=== Directions ===
Note each line of the listing that contains the string "JSON", and copy it.

=== Data to use ===
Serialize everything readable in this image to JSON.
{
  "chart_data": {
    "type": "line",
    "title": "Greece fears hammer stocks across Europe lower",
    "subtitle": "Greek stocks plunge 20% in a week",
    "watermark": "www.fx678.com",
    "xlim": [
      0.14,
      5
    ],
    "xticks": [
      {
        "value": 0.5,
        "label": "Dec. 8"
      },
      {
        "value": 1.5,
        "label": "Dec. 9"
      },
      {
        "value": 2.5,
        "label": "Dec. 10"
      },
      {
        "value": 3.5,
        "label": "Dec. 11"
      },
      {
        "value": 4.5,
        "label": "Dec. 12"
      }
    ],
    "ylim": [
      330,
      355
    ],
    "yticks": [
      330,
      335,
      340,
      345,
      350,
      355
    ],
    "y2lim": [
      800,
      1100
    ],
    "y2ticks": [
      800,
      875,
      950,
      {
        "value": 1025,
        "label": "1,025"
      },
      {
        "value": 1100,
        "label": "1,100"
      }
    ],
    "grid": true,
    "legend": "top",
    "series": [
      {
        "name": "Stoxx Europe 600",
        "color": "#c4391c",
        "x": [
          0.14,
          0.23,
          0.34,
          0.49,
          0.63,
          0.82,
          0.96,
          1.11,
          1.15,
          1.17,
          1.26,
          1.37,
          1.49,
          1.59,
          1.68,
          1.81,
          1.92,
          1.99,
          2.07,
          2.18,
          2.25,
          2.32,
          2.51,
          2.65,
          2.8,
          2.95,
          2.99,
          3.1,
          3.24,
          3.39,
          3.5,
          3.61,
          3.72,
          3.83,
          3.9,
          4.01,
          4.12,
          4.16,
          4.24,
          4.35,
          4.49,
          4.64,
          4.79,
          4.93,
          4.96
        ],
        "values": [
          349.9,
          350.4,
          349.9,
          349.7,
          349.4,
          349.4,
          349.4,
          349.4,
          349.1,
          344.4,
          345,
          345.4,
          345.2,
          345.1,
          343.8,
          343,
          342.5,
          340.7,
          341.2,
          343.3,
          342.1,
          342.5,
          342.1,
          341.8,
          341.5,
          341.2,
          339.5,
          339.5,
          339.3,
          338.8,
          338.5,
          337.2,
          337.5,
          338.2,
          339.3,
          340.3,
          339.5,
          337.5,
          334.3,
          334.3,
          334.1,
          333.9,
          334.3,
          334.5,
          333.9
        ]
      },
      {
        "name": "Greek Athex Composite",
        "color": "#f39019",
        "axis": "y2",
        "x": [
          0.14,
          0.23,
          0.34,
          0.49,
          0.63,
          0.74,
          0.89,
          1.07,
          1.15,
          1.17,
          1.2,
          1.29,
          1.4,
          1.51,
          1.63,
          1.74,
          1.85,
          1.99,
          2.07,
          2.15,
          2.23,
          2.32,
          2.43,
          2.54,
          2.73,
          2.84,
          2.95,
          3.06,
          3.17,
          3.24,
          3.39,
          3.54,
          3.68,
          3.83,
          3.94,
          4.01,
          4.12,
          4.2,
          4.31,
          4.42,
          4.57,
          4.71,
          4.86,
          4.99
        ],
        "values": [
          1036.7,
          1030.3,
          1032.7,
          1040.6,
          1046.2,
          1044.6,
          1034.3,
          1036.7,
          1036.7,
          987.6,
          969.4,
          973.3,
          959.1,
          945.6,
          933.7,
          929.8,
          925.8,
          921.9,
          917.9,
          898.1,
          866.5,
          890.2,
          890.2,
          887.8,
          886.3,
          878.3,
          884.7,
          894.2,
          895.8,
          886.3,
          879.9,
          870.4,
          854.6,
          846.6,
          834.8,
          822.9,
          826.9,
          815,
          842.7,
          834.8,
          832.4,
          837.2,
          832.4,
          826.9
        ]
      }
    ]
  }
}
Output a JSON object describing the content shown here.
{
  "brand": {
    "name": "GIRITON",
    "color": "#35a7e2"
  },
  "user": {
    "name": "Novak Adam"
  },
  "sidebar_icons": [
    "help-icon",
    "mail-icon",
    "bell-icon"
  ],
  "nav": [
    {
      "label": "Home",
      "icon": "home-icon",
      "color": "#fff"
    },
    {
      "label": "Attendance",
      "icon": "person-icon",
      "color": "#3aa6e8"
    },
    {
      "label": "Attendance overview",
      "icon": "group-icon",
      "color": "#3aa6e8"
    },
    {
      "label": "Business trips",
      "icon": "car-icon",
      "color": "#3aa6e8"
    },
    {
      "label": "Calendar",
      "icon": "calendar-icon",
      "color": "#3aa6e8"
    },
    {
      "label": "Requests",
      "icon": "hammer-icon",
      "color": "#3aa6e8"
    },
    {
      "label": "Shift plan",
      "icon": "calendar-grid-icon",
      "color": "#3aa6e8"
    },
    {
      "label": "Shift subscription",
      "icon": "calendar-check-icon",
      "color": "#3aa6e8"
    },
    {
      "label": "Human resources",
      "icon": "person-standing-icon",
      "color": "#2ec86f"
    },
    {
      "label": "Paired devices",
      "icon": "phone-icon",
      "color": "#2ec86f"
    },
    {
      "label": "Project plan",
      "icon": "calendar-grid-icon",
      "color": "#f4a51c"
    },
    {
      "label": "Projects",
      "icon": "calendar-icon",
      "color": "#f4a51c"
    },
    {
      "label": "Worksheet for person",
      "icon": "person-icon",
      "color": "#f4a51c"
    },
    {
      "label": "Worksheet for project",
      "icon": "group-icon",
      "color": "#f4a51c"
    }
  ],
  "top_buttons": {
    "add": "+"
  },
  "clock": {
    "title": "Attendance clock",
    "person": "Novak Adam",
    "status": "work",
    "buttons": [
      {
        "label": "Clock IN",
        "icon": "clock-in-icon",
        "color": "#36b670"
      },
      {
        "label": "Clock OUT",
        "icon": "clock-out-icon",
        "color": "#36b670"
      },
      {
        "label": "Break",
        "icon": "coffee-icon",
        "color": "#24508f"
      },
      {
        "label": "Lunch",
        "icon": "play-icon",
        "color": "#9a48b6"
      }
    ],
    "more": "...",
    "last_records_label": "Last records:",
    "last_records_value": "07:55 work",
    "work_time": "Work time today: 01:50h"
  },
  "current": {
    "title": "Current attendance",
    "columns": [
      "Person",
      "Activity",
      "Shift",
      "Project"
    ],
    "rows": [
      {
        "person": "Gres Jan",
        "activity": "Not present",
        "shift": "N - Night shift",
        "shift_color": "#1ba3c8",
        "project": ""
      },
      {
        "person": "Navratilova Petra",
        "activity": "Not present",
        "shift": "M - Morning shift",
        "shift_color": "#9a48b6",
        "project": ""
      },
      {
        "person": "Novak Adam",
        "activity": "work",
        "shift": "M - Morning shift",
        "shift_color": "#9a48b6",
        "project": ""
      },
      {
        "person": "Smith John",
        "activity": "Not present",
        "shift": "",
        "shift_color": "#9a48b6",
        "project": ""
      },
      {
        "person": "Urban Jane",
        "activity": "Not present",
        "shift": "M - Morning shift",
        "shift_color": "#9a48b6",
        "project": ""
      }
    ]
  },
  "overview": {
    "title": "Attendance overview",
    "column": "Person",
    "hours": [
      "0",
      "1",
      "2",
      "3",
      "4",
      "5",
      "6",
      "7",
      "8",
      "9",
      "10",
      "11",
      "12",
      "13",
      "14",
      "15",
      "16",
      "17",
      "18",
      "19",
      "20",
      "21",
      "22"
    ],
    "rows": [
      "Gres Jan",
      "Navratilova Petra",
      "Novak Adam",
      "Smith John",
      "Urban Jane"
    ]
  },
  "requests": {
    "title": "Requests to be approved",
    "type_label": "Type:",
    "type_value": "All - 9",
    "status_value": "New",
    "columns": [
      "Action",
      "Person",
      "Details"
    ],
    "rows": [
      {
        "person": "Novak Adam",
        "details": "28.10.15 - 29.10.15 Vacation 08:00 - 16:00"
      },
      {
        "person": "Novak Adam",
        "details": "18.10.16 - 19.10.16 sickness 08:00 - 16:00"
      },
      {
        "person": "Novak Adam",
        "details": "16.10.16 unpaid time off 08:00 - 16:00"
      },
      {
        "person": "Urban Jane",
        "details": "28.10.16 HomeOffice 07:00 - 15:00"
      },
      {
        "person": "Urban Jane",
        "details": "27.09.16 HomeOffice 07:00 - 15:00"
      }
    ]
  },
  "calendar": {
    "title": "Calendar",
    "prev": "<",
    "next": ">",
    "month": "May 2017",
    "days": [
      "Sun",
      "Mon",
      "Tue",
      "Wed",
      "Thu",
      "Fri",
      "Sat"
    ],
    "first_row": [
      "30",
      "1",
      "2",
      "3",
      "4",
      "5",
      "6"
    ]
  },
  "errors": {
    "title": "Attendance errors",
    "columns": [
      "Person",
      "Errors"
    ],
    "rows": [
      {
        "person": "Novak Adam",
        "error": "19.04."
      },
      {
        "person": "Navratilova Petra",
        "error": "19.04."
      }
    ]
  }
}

=== Problem solution ===
Serialize everything readable in this image to JSON.
Output a JSON object describing the content shown here.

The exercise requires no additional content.